Print the records below word for word, but leave out the pictures.
--- begin DATA LISTING ---
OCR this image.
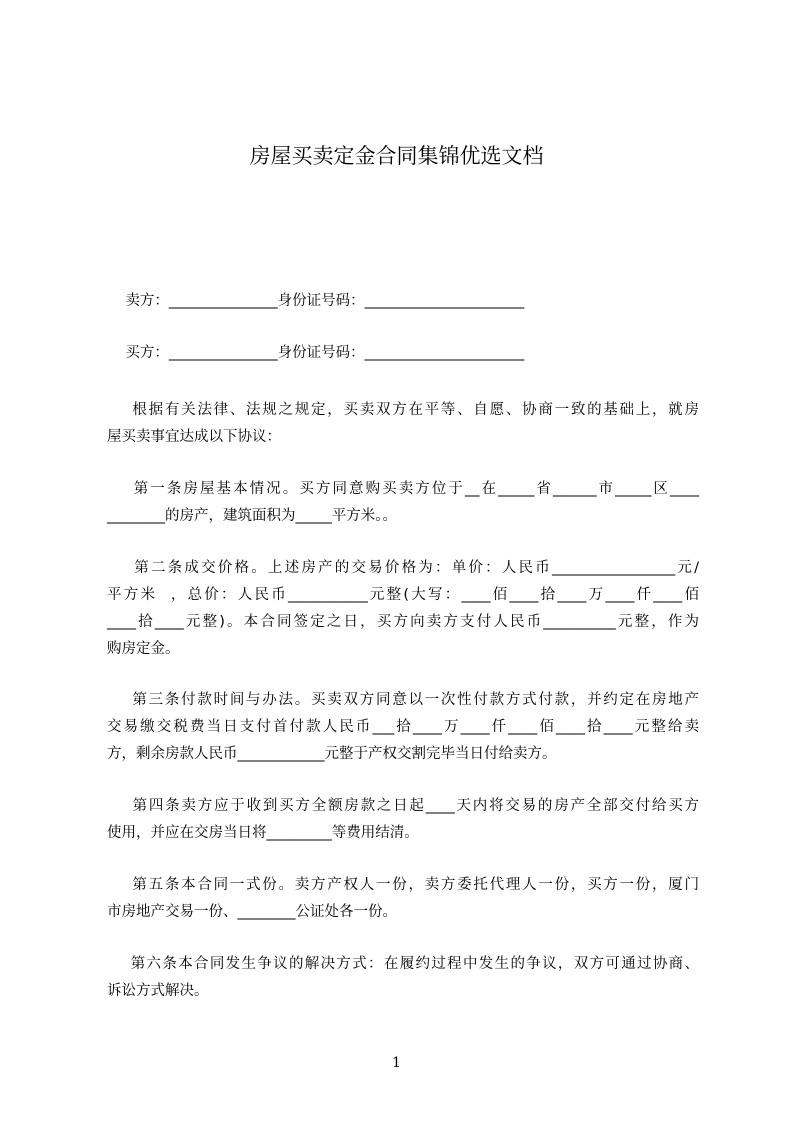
房屋买卖定金合同集锦优选文档
卖方：_______________身份证号码：______________________
买方：_______________身份证号码：______________________
根据有关法律、法规之规定，买卖双方在平等、自愿、协商一致的基础上，就房
屋买卖事宜达成以下协议：
第一条房屋基本情况。买方同意购买卖方位于__在_____省______市_____区____
________的房产，建筑面积为_____平方米。。
第二条成交价格。上述房产的交易价格为：单价：人民币_________________元/
平方米  ，总价：人民币___________元整(大写：____佰____拾____万____仟____佰
____拾____元整)。本合同签定之日，买方向卖方支付人民币__________元整，作为
购房定金。
第三条付款时间与办法。买卖双方同意以一次性付款方式付款，并约定在房地产
交易缴交税费当日支付首付款人民币___拾____万____仟____佰____拾____元整给卖
方，剩余房款人民币____________元整于产权交割完毕当日付给卖方。
第四条卖方应于收到买方全额房款之日起____天内将交易的房产全部交付给买方
使用，并应在交房当日将_________等费用结清。
第五条本合同一式份。卖方产权人一份，卖方委托代理人一份，买方一份，厦门
市房地产交易一份、________公证处各一份。
第六条本合同发生争议的解决方式：在履约过程中发生的争议，双方可通过协商、
诉讼方式解决。
1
--- end DATA LISTING ---
SOLUTION TO THE EXERCISE:
OCR this image.
房屋买卖定金合同集锦优选文档
卖方：_______________身份证号码：______________________
买方：_______________身份证号码：______________________
根据有关法律、法规之规定，买卖双方在平等、自愿、协商一致的基础上，就房
屋买卖事宜达成以下协议：
第一条房屋基本情况。买方同意购买卖方位于__在_____省______市_____区____
________的房产，建筑面积为_____平方米。。
第二条成交价格。上述房产的交易价格为：单价：人民币_________________元/
平方米  ，总价：人民币___________元整(大写：____佰____拾____万____仟____佰
____拾____元整)。本合同签定之日，买方向卖方支付人民币__________元整，作为
购房定金。
第三条付款时间与办法。买卖双方同意以一次性付款方式付款，并约定在房地产
交易缴交税费当日支付首付款人民币___拾____万____仟____佰____拾____元整给卖
方，剩余房款人民币____________元整于产权交割完毕当日付给卖方。
第四条卖方应于收到买方全额房款之日起____天内将交易的房产全部交付给买方
使用，并应在交房当日将_________等费用结清。
第五条本合同一式份。卖方产权人一份，卖方委托代理人一份，买方一份，厦门
市房地产交易一份、________公证处各一份。
第六条本合同发生争议的解决方式：在履约过程中发生的争议，双方可通过协商、
诉讼方式解决。
1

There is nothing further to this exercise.